__Work instruction 1__:
For the passage on targeted investing, say whether each statement agrees with it, answering yes or no and quoting the deciding words: (a) The State of Wisconsin Investment Board is among the pension funds that have suggested they will invest locally "where feasible". (b) Canada has a broad legal framework for targeted investing like the one for pension funds in the United States. (c) Canadian pension funds have more exposure to private capital markets than their American counterparts.
__Work instruction 2__:
Carry on the passage on targeted investing, starting after its last sentence.

__Source passage__:
_ _ _ _ _ _ _
Outside of formal ETI programs, there are more informal versions of targeted investments, or what may be described as "ETI-like" activity. For instance, a significant number of major American public sector pension funds (e.g., the Public Employees Retirement Association of Colorado, the New York City Employee Retirement System, the Pennsylvania State Employees Retirement System and the State of Wisconsin Investment Board) have suggested that "where feasible" or "all things being equal", they will invest locally to positively affect economic growth or jobs - at the municipal, state or regional level, depending on the entity engaged. In some instances, this mandate is expressed in written statements of investment policy, and in others, it is simply the unexpressed practice that is apparent.

Targeted Investing in Canada?
As stated previously, pension funds and other institutional investors in Canada have very limited exposure to private capital markets, at least as compared to their American counterparts. Given that most examples of asset-targeting in the United States - be they under the auspices of a formal ETI program or otherwise - occur in such market environments, it should not be surprising to find relatively little history of initiatives reflecting comparable objectives and strategies in this country. And, of course, there is no broad legal framework in Canada that clarifies, and establishes parameters for, the targeted investing concept, as exists for pension funds south-of-the-border.
This said, there exist several important Canadian models that share many of the principles and practical elements of ETIs or ETI-like programs in the United States and that involve a similar mix of institutional investors.
_ _ _ _ _ _ _
__Provided information__:
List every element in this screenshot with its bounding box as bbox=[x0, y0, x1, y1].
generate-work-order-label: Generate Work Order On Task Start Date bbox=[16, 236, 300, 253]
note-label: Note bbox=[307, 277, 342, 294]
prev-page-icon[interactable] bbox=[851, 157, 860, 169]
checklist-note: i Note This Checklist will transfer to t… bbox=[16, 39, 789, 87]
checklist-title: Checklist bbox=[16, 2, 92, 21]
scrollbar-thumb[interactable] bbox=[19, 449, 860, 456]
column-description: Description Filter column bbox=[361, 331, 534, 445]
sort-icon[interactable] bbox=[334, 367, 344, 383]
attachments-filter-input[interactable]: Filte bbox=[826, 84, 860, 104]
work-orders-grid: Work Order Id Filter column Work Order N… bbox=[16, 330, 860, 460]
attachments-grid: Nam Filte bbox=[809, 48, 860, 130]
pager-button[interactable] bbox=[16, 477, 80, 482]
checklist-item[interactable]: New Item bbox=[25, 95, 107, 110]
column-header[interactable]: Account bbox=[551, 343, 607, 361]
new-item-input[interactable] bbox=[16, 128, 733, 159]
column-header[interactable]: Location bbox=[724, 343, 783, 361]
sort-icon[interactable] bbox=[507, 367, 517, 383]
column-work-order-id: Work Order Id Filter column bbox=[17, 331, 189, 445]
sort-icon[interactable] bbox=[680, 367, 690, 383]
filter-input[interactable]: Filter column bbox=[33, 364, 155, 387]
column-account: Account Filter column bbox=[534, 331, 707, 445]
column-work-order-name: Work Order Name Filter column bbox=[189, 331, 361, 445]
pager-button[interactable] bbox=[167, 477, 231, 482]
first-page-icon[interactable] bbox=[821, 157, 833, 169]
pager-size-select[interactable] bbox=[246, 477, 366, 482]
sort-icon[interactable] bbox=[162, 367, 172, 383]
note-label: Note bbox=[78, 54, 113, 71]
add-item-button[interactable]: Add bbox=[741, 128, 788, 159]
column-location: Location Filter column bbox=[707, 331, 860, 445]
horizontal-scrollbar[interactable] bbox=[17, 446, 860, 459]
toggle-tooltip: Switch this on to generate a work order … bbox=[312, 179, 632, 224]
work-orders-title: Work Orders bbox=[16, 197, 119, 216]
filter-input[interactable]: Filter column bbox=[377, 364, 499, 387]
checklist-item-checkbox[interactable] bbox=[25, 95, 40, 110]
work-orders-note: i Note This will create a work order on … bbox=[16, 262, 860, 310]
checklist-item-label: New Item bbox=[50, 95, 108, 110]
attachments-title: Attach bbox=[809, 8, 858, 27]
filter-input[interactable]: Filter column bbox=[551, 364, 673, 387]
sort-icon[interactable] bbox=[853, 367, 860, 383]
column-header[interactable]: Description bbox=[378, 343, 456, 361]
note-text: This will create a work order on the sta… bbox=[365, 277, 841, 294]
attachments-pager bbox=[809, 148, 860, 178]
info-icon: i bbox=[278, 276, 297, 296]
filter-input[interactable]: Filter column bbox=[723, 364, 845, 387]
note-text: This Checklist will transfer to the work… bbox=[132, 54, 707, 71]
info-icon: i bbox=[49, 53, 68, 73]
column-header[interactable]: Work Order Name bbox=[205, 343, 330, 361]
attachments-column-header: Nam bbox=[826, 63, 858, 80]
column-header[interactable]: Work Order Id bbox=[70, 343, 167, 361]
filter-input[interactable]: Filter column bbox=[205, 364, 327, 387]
_ _ _ _ _ _ _
__Written reply 1__:
(a) Yes: "the State of Wisconsin Investment Board) have suggested that "where feasible" or "all things being equal", they will invest locally"
(b) No: "there is no broad legal framework in Canada that clarifies, and establishes parameters for, the targeted investing concept"
(c) No: "pension funds and other institutional investors in Canada have very limited exposure to private capital markets, at least as compared to their American counterparts"

__Written reply 2__:
For instance, like CalPERS and other American public sector pension funds, CDP has for almost forty years invested in a manner consistent with economic growth and job creation goals in Quebec - an activity that justifies its extensive and long-term participation in venture financing and other markets for privately-placed debt and equity. In recent years, pension funds in some other Canadian provinces have sought to follow CDP's lead in this direction. In addition, in British Columbia, the pension fund-supplied Concert Properties and Mortgage Fund One mirror in mandates and design features, those massive American ETI pools that offer financing to build affordable housing and commercial real estate, with the backing of Taft-Hartley and public sector funds, such as the Housing and Business Investment Trusts sponsored by the American Federation of Labor-Congress of Industrial Organizations.
In other words, despite the much more limited experience of Canadian pension funds in the highly risky terrain of private placement, there are a handful of pioneers of the still-more-complicated act of targeting investments according to the collateral economic and social benefits they produce. Similarly, there are a few established precedents, particularly in Quebec and British Columbia, for pension funds and other institutional investors in Canada to pursue such ends within a rigorous prudential framework of first attaining optimal, risk-adjusted returns that are satisfactory to fulfilling obligations to plan members.